[Raw records]

-=-=-

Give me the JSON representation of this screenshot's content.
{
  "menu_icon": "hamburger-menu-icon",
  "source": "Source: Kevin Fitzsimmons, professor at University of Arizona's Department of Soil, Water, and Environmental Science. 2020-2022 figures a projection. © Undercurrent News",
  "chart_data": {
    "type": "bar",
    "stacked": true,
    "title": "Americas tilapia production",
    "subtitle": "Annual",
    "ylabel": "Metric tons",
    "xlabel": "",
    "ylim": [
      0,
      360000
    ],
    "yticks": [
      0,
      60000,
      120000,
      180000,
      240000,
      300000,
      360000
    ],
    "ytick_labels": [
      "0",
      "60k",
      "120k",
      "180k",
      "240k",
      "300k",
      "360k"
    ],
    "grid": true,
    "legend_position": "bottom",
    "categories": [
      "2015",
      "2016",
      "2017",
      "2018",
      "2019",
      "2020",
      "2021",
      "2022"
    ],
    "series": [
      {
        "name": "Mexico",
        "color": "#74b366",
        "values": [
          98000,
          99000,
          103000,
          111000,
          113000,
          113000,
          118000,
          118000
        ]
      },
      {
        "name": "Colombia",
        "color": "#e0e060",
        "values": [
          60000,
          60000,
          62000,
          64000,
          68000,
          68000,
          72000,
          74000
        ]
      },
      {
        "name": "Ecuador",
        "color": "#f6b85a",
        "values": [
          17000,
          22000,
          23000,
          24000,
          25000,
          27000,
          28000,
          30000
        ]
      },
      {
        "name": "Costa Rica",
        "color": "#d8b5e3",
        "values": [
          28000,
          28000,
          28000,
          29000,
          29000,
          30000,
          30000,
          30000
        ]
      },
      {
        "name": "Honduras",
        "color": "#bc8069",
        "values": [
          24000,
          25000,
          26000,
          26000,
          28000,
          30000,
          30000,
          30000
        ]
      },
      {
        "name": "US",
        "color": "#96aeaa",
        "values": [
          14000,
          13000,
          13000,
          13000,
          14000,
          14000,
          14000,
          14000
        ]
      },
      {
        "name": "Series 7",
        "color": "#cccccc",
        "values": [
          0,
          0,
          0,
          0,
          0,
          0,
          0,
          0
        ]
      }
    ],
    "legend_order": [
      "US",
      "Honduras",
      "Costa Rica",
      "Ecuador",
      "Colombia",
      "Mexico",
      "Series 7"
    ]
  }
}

-=-=-

WHAT TO PRODUCE: Type the whole listing again, unaltered.

WRITTEN RESPONSE:
Give me the JSON representation of this screenshot's content.
{
  "menu_icon": "hamburger-menu-icon",
  "source": "Source: Kevin Fitzsimmons, professor at University of Arizona's Department of Soil, Water, and Environmental Science. 2020-2022 figures a projection. © Undercurrent News",
  "chart_data": {
    "type": "bar",
    "stacked": true,
    "title": "Americas tilapia production",
    "subtitle": "Annual",
    "ylabel": "Metric tons",
    "xlabel": "",
    "ylim": [
      0,
      360000
    ],
    "yticks": [
      0,
      60000,
      120000,
      180000,
      240000,
      300000,
      360000
    ],
    "ytick_labels": [
      "0",
      "60k",
      "120k",
      "180k",
      "240k",
      "300k",
      "360k"
    ],
    "grid": true,
    "legend_position": "bottom",
    "categories": [
      "2015",
      "2016",
      "2017",
      "2018",
      "2019",
      "2020",
      "2021",
      "2022"
    ],
    "series": [
      {
        "name": "Mexico",
        "color": "#74b366",
        "values": [
          98000,
          99000,
          103000,
          111000,
          113000,
          113000,
          118000,
          118000
        ]
      },
      {
        "name": "Colombia",
        "color": "#e0e060",
        "values": [
          60000,
          60000,
          62000,
          64000,
          68000,
          68000,
          72000,
          74000
        ]
      },
      {
        "name": "Ecuador",
        "color": "#f6b85a",
        "values": [
          17000,
          22000,
          23000,
          24000,
          25000,
          27000,
          28000,
          30000
        ]
      },
      {
        "name": "Costa Rica",
        "color": "#d8b5e3",
        "values": [
          28000,
          28000,
          28000,
          29000,
          29000,
          30000,
          30000,
          30000
        ]
      },
      {
        "name": "Honduras",
        "color": "#bc8069",
        "values": [
          24000,
          25000,
          26000,
          26000,
          28000,
          30000,
          30000,
          30000
        ]
      },
      {
        "name": "US",
        "color": "#96aeaa",
        "values": [
          14000,
          13000,
          13000,
          13000,
          14000,
          14000,
          14000,
          14000
        ]
      },
      {
        "name": "Series 7",
        "color": "#cccccc",
        "values": [
          0,
          0,
          0,
          0,
          0,
          0,
          0,
          0
        ]
      }
    ],
    "legend_order": [
      "US",
      "Honduras",
      "Costa Rica",
      "Ecuador",
      "Colombia",
      "Mexico",
      "Series 7"
    ]
  }
}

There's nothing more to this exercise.